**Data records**
________________________

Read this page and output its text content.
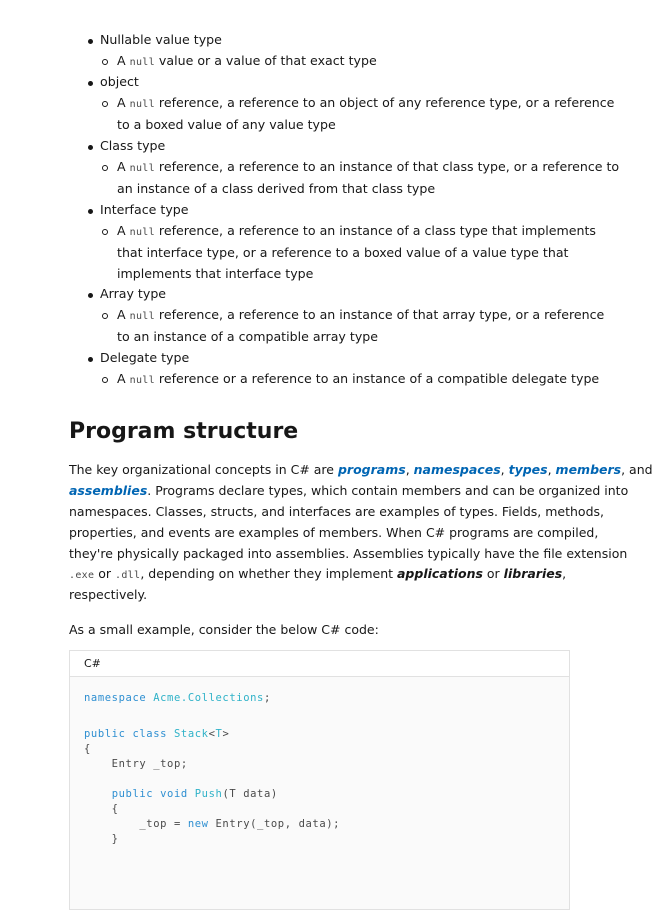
Nullable value type
A null value or a value of that exact type
object
A null reference, a reference to an object of any reference type, or a reference
to a boxed value of any value type
Class type
A null reference, a reference to an instance of that class type, or a reference to
an instance of a class derived from that class type
Interface type
A null reference, a reference to an instance of a class type that implements
that interface type, or a reference to a boxed value of a value type that
implements that interface type
Array type
A null reference, a reference to an instance of that array type, or a reference
to an instance of a compatible array type
Delegate type
A null reference or a reference to an instance of a compatible delegate type
Program structure
The key organizational concepts in C# are programs, namespaces, types, members, and
assemblies. Programs declare types, which contain members and can be organized into
namespaces. Classes, structs, and interfaces are examples of types. Fields, methods,
properties, and events are examples of members. When C# programs are compiled,
they're physically packaged into assemblies. Assemblies typically have the file extension
.exe or .dll, depending on whether they implement applications or libraries,
respectively.
As a small example, consider the below C# code:
C#
namespace Acme.Collections;
public class Stack<T>
{
Entry _top;
public void Push(T data)
{
_top = new Entry(_top, data);
}
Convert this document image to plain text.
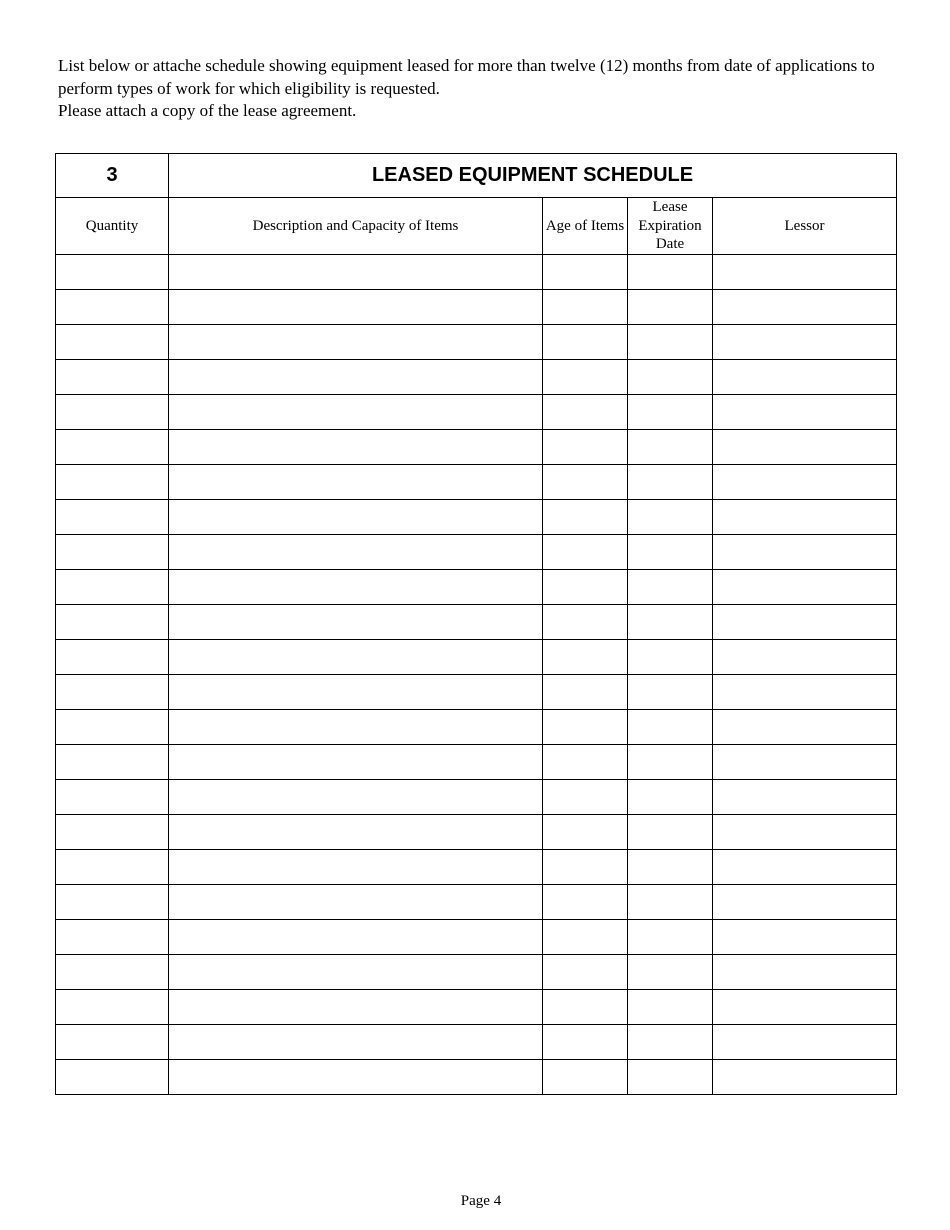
List below or attache schedule showing equipment leased for more than twelve (12) months from date of applications to perform types of work for which eligibility is requested.

Please attach a copy of the lease agreement.

3	LEASED EQUIPMENT SCHEDULE			
Quantity	Description and Capacity of Items	Age of Items	Lease Expiration Date	Lessor

Page 4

________________________

**THE EXERCISE**
Repeat the listing above exactly, with no pictures.

**OUTPUT FOR THIS EXERCISE**
Read this page and output its text content.
Nullable value type
A null value or a value of that exact type
object
A null reference, a reference to an object of any reference type, or a reference
to a boxed value of any value type
Class type
A null reference, a reference to an instance of that class type, or a reference to
an instance of a class derived from that class type
Interface type
A null reference, a reference to an instance of a class type that implements
that interface type, or a reference to a boxed value of a value type that
implements that interface type
Array type
A null reference, a reference to an instance of that array type, or a reference
to an instance of a compatible array type
Delegate type
A null reference or a reference to an instance of a compatible delegate type
Program structure
The key organizational concepts in C# are programs, namespaces, types, members, and
assemblies. Programs declare types, which contain members and can be organized into
namespaces. Classes, structs, and interfaces are examples of types. Fields, methods,
properties, and events are examples of members. When C# programs are compiled,
they're physically packaged into assemblies. Assemblies typically have the file extension
.exe or .dll, depending on whether they implement applications or libraries,
respectively.
As a small example, consider the below C# code:
C#
namespace Acme.Collections;
public class Stack<T>
{
Entry _top;
public void Push(T data)
{
_top = new Entry(_top, data);
}
Convert this document image to plain text.
List below or attache schedule showing equipment leased for more than twelve (12) months from date of applications to perform types of work for which eligibility is requested.

Please attach a copy of the lease agreement.

3	LEASED EQUIPMENT SCHEDULE			
Quantity	Description and Capacity of Items	Age of Items	Lease Expiration Date	Lessor

Page 4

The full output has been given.